Work to complete: All of the material below is to be retyped exactly.

Rows from a figure dataset:
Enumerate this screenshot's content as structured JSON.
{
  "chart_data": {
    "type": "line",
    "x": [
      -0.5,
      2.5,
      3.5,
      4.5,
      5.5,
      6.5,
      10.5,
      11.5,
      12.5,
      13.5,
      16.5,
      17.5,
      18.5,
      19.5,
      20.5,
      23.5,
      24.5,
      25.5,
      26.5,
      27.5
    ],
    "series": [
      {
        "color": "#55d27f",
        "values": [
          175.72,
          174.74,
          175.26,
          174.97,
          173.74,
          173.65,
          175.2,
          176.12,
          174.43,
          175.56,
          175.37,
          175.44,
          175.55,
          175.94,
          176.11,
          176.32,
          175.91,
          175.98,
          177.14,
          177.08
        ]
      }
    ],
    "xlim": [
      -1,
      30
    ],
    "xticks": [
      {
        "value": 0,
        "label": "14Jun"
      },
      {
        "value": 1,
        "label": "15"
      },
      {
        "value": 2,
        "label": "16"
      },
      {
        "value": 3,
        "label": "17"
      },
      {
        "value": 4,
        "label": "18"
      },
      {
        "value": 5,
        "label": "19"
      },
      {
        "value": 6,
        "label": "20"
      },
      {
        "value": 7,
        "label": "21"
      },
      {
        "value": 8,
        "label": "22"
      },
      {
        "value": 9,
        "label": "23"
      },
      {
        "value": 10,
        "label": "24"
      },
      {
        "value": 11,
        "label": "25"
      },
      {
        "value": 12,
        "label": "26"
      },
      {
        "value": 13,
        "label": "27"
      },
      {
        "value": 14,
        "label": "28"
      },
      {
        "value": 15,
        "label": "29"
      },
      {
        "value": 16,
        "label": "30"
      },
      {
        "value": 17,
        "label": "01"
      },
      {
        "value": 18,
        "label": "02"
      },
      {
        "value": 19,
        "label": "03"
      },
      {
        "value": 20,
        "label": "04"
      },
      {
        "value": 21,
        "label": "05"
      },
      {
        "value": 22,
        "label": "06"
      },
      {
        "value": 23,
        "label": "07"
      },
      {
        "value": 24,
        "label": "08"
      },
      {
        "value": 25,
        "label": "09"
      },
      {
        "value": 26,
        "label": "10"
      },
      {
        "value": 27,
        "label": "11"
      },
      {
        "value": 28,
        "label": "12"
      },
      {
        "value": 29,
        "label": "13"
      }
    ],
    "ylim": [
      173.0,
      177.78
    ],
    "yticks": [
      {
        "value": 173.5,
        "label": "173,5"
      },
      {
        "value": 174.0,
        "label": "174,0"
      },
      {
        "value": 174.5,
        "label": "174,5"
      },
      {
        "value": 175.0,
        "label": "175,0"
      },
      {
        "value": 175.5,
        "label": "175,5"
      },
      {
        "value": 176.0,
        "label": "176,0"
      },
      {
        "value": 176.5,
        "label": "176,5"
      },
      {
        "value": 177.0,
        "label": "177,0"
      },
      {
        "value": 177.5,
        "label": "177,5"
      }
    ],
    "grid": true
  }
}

Solution to this exercise:
Enumerate this screenshot's content as structured JSON.
{
  "chart_data": {
    "type": "line",
    "x": [
      -0.5,
      2.5,
      3.5,
      4.5,
      5.5,
      6.5,
      10.5,
      11.5,
      12.5,
      13.5,
      16.5,
      17.5,
      18.5,
      19.5,
      20.5,
      23.5,
      24.5,
      25.5,
      26.5,
      27.5
    ],
    "series": [
      {
        "color": "#55d27f",
        "values": [
          175.72,
          174.74,
          175.26,
          174.97,
          173.74,
          173.65,
          175.2,
          176.12,
          174.43,
          175.56,
          175.37,
          175.44,
          175.55,
          175.94,
          176.11,
          176.32,
          175.91,
          175.98,
          177.14,
          177.08
        ]
      }
    ],
    "xlim": [
      -1,
      30
    ],
    "xticks": [
      {
        "value": 0,
        "label": "14Jun"
      },
      {
        "value": 1,
        "label": "15"
      },
      {
        "value": 2,
        "label": "16"
      },
      {
        "value": 3,
        "label": "17"
      },
      {
        "value": 4,
        "label": "18"
      },
      {
        "value": 5,
        "label": "19"
      },
      {
        "value": 6,
        "label": "20"
      },
      {
        "value": 7,
        "label": "21"
      },
      {
        "value": 8,
        "label": "22"
      },
      {
        "value": 9,
        "label": "23"
      },
      {
        "value": 10,
        "label": "24"
      },
      {
        "value": 11,
        "label": "25"
      },
      {
        "value": 12,
        "label": "26"
      },
      {
        "value": 13,
        "label": "27"
      },
      {
        "value": 14,
        "label": "28"
      },
      {
        "value": 15,
        "label": "29"
      },
      {
        "value": 16,
        "label": "30"
      },
      {
        "value": 17,
        "label": "01"
      },
      {
        "value": 18,
        "label": "02"
      },
      {
        "value": 19,
        "label": "03"
      },
      {
        "value": 20,
        "label": "04"
      },
      {
        "value": 21,
        "label": "05"
      },
      {
        "value": 22,
        "label": "06"
      },
      {
        "value": 23,
        "label": "07"
      },
      {
        "value": 24,
        "label": "08"
      },
      {
        "value": 25,
        "label": "09"
      },
      {
        "value": 26,
        "label": "10"
      },
      {
        "value": 27,
        "label": "11"
      },
      {
        "value": 28,
        "label": "12"
      },
      {
        "value": 29,
        "label": "13"
      }
    ],
    "ylim": [
      173.0,
      177.78
    ],
    "yticks": [
      {
        "value": 173.5,
        "label": "173,5"
      },
      {
        "value": 174.0,
        "label": "174,0"
      },
      {
        "value": 174.5,
        "label": "174,5"
      },
      {
        "value": 175.0,
        "label": "175,0"
      },
      {
        "value": 175.5,
        "label": "175,5"
      },
      {
        "value": 176.0,
        "label": "176,0"
      },
      {
        "value": 176.5,
        "label": "176,5"
      },
      {
        "value": 177.0,
        "label": "177,0"
      },
      {
        "value": 177.5,
        "label": "177,5"
      }
    ],
    "grid": true
  }
}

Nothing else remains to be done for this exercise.